In the records below, find each line with the word "into" and copy it.
— start Dataset content —
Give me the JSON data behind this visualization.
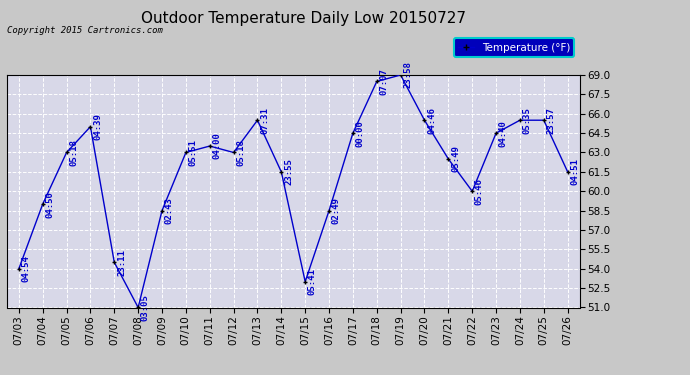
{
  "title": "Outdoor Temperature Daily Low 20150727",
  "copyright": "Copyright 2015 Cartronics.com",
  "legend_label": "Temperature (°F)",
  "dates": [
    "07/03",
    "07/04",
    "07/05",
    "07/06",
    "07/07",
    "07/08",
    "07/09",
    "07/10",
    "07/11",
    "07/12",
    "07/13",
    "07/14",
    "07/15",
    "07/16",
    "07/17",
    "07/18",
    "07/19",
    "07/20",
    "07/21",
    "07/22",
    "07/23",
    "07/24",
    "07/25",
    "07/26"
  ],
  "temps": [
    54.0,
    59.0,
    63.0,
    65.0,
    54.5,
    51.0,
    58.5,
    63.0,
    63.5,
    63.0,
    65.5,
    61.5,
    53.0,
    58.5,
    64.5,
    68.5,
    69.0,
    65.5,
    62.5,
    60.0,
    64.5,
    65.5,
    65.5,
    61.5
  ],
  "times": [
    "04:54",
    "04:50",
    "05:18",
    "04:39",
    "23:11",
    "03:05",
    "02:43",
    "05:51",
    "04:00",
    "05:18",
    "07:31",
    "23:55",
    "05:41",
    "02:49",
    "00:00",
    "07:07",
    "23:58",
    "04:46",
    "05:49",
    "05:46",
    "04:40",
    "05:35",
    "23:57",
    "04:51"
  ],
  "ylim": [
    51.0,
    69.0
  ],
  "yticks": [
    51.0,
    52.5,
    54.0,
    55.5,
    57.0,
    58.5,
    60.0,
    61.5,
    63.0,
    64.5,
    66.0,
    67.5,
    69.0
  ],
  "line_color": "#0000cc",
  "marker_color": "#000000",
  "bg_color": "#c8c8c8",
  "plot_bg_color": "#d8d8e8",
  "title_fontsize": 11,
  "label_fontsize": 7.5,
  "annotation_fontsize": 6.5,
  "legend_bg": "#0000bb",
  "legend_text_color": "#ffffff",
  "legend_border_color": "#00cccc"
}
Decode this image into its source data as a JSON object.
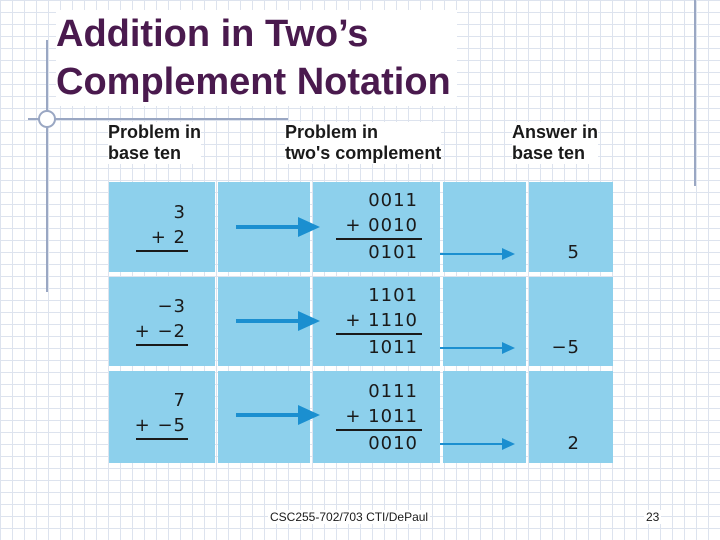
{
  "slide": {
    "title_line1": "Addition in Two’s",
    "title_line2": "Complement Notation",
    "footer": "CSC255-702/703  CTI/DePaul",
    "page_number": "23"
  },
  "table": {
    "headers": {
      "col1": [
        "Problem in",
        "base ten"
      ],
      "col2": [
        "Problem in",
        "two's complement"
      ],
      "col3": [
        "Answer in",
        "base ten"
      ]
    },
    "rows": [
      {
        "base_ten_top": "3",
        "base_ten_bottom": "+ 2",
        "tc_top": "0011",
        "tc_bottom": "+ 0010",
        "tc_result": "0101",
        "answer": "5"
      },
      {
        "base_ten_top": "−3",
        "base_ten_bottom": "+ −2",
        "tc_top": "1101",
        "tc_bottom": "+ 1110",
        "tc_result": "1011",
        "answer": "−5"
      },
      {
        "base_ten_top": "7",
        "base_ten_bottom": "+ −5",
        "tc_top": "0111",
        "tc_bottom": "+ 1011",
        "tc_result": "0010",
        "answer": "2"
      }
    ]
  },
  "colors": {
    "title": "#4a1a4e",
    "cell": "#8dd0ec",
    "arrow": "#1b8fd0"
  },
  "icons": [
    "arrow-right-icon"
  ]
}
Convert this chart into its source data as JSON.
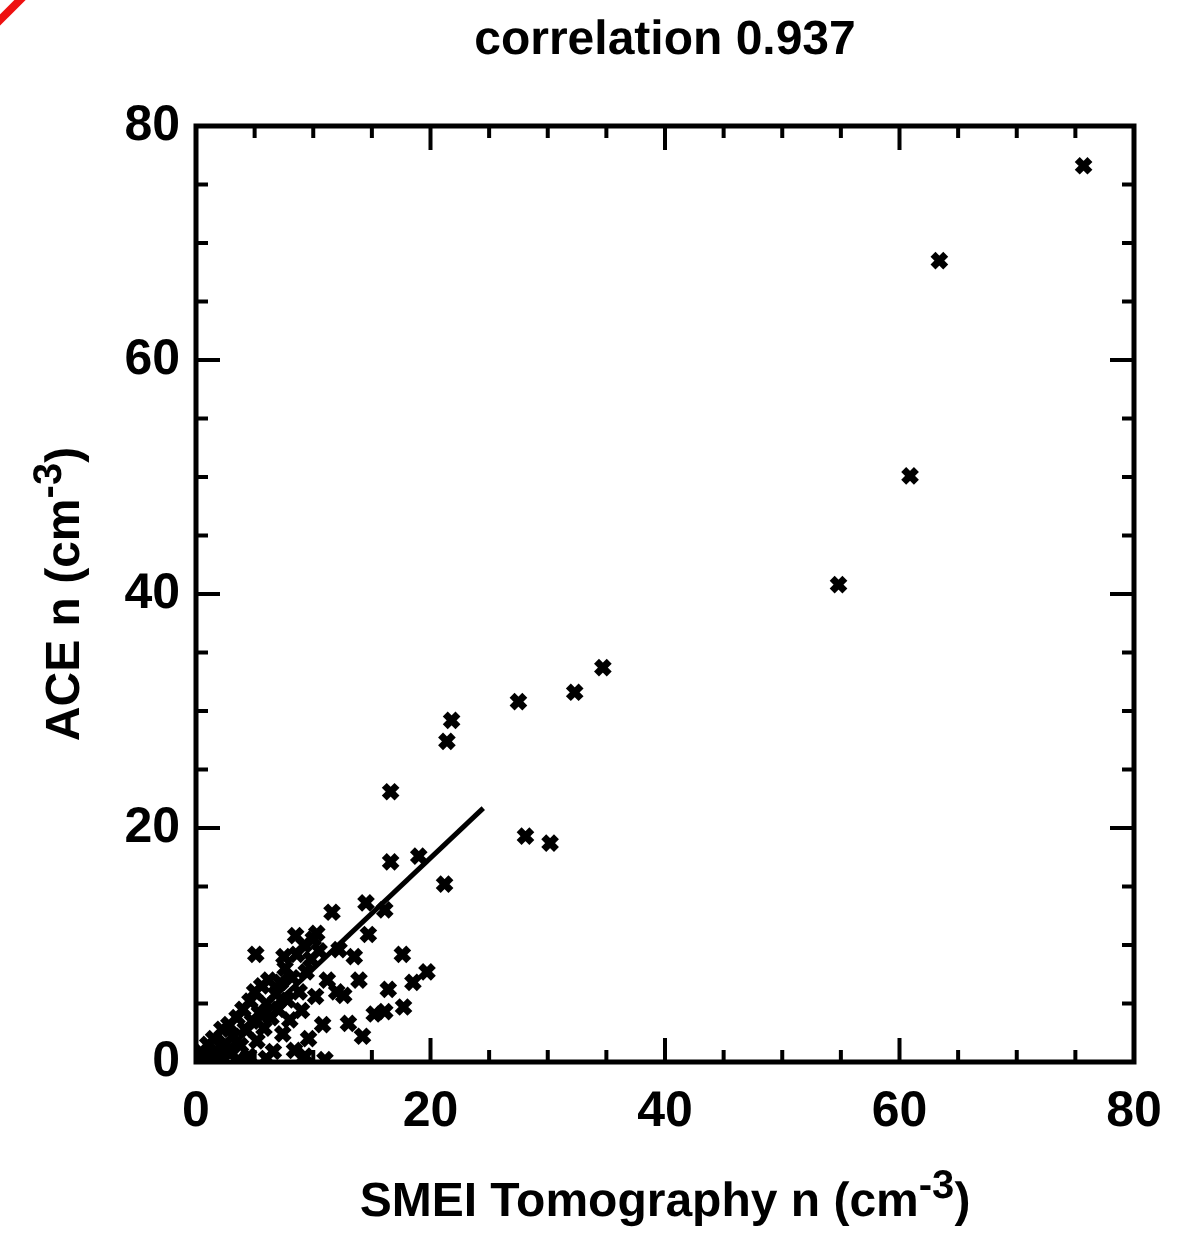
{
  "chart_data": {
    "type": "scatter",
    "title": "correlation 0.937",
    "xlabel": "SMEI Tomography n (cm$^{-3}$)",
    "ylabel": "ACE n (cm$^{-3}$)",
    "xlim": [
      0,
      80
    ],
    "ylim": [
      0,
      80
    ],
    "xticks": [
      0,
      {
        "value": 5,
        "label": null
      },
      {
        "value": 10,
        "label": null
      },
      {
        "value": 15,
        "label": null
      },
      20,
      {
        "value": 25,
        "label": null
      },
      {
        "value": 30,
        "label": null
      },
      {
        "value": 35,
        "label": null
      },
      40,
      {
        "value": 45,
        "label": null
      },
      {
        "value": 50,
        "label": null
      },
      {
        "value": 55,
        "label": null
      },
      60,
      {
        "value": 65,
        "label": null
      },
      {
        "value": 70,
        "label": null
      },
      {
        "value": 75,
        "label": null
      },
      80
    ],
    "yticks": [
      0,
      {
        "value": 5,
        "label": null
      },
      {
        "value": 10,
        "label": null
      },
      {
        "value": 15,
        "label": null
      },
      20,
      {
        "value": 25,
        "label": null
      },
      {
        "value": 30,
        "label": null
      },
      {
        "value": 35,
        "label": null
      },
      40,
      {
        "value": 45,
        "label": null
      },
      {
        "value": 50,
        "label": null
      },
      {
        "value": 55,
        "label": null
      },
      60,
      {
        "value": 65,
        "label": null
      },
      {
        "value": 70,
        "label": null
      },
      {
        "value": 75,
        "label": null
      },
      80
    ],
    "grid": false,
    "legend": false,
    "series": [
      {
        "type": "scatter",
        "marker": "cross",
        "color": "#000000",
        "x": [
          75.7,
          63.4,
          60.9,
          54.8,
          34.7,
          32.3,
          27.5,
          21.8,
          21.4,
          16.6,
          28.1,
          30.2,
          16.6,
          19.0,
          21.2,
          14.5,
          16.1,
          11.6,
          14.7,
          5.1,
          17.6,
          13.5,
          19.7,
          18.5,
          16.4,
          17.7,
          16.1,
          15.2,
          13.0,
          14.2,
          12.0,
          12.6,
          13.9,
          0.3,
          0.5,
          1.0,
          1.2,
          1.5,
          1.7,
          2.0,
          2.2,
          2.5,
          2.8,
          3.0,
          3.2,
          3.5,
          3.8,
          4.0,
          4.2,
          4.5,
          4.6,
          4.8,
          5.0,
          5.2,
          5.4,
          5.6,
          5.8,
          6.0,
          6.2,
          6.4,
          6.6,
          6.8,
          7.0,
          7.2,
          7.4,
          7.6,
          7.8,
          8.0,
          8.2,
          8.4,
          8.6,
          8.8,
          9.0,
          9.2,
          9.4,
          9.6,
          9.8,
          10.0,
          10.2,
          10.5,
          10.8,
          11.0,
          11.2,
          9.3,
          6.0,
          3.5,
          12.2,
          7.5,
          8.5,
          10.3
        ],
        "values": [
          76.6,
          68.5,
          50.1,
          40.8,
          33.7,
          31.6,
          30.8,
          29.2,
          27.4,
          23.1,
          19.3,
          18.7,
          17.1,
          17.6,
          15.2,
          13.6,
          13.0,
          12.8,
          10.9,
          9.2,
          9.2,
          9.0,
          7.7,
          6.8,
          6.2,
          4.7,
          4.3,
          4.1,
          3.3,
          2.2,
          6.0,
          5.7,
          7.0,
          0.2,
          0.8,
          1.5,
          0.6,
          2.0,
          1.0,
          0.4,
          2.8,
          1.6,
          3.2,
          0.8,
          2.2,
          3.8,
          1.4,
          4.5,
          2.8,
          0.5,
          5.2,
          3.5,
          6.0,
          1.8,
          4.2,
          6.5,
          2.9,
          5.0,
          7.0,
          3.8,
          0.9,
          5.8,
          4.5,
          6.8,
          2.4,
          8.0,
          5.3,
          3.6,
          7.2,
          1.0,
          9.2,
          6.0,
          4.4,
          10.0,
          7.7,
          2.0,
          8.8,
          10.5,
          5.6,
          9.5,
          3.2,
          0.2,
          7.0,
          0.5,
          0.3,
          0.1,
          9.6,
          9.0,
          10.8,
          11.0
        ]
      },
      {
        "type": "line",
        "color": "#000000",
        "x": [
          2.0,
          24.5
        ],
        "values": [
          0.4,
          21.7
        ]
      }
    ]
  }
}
— end Dataset content —
→ The reply:
Decode this image into its source data as a JSON object.
Convert this chart into its source data as JSON.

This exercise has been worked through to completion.